Records supplied:
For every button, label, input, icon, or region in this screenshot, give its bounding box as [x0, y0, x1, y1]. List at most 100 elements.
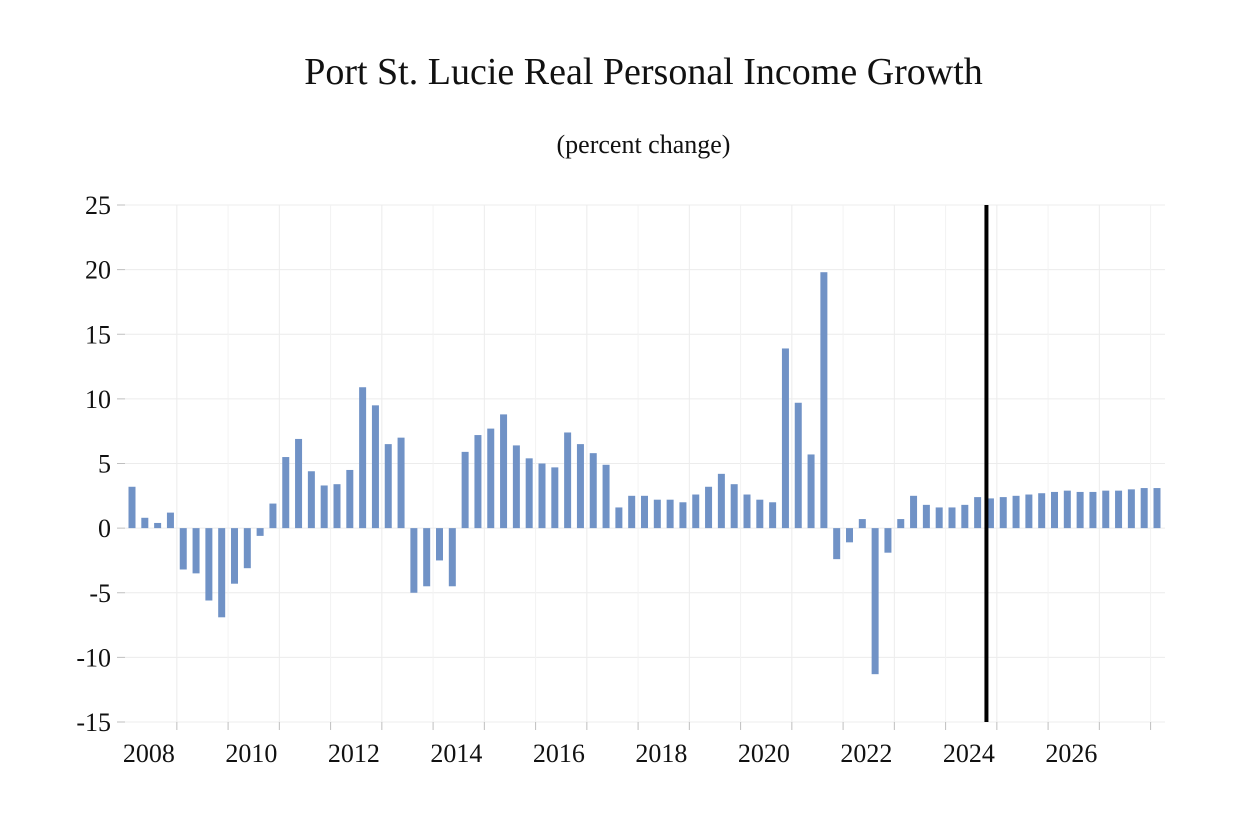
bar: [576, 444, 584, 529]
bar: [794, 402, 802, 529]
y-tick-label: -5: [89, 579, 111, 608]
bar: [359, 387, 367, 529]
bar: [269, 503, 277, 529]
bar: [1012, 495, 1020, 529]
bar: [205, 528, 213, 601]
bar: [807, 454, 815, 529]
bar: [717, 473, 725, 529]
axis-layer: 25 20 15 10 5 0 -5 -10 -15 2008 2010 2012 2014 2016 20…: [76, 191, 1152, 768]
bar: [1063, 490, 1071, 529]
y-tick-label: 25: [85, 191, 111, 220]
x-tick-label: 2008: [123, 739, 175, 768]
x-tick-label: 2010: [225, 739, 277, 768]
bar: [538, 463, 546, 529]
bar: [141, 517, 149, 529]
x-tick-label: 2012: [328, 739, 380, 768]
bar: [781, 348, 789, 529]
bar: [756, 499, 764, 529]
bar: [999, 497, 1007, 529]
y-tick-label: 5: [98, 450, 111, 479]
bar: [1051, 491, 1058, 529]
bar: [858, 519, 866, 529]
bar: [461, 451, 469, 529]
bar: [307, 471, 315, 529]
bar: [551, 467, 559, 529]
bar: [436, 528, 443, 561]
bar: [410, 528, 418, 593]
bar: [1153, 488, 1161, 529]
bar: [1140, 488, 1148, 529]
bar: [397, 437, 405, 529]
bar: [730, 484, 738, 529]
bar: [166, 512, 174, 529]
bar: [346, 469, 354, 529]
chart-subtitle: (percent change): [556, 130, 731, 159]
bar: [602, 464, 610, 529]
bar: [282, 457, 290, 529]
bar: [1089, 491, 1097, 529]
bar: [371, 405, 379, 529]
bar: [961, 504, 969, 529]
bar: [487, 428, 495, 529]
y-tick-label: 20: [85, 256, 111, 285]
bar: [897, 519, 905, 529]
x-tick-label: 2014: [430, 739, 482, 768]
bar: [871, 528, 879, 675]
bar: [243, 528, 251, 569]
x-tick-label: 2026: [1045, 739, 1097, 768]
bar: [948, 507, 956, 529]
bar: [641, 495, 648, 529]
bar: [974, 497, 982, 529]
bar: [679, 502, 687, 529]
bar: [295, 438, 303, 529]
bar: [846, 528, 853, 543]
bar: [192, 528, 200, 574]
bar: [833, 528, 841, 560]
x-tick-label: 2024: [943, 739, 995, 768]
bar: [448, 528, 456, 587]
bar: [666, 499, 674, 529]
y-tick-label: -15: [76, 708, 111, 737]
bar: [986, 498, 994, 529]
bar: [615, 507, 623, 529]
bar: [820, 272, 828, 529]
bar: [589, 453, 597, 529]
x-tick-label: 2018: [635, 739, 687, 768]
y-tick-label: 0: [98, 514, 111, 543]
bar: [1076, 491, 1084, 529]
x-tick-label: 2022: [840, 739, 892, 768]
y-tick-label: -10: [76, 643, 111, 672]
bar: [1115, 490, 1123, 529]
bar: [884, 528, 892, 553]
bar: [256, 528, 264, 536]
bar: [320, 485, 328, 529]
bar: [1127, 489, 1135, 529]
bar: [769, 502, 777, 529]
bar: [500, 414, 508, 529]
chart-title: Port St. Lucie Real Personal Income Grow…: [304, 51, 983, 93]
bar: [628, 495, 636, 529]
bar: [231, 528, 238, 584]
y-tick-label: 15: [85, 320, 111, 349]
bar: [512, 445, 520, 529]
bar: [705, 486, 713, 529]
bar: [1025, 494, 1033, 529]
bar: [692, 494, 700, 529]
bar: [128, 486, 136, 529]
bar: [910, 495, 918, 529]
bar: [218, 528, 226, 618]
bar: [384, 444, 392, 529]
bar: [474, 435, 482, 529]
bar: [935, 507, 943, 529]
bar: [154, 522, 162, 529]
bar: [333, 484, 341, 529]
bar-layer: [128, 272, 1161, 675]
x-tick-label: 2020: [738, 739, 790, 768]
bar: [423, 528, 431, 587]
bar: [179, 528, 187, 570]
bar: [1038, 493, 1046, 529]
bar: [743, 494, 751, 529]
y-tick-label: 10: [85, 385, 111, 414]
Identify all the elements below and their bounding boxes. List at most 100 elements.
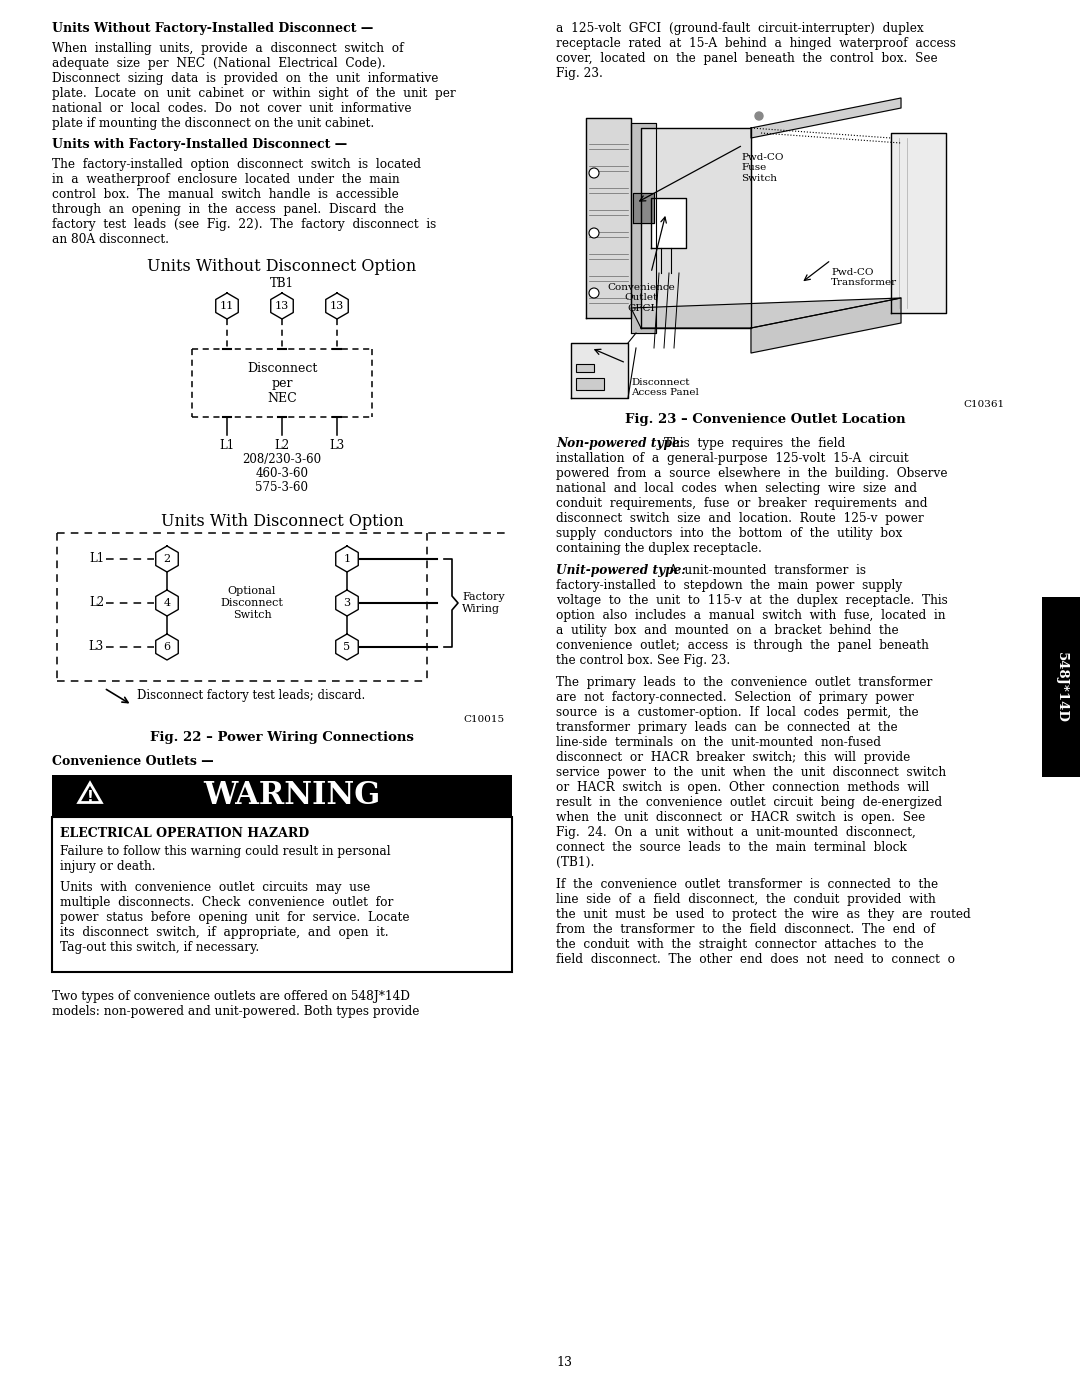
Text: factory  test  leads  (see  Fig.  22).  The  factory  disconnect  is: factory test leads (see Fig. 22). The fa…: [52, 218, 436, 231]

What you will do: Can you copy out, word for word, the lines of the records from the one containing "bar: [576, 444, 584, 529]" up to and including the one containing "bar: [999, 497, 1007, 529]"?

Full output:
bar: [576, 444, 584, 529]
bar: [794, 402, 802, 529]
y-tick-label: -5: [89, 579, 111, 608]
bar: [359, 387, 367, 529]
bar: [269, 503, 277, 529]
bar: [1012, 495, 1020, 529]
bar: [205, 528, 213, 601]
bar: [807, 454, 815, 529]
bar: [717, 473, 725, 529]
axis-layer: 25 20 15 10 5 0 -5 -10 -15 2008 2010 2012 2014 2016 20…: [76, 191, 1152, 768]
bar: [1063, 490, 1071, 529]
y-tick-label: 25: [85, 191, 111, 220]
x-tick-label: 2008: [123, 739, 175, 768]
x-tick-label: 2010: [225, 739, 277, 768]
bar: [538, 463, 546, 529]
bar: [141, 517, 149, 529]
x-tick-label: 2012: [328, 739, 380, 768]
bar: [781, 348, 789, 529]
bar: [756, 499, 764, 529]
bar: [999, 497, 1007, 529]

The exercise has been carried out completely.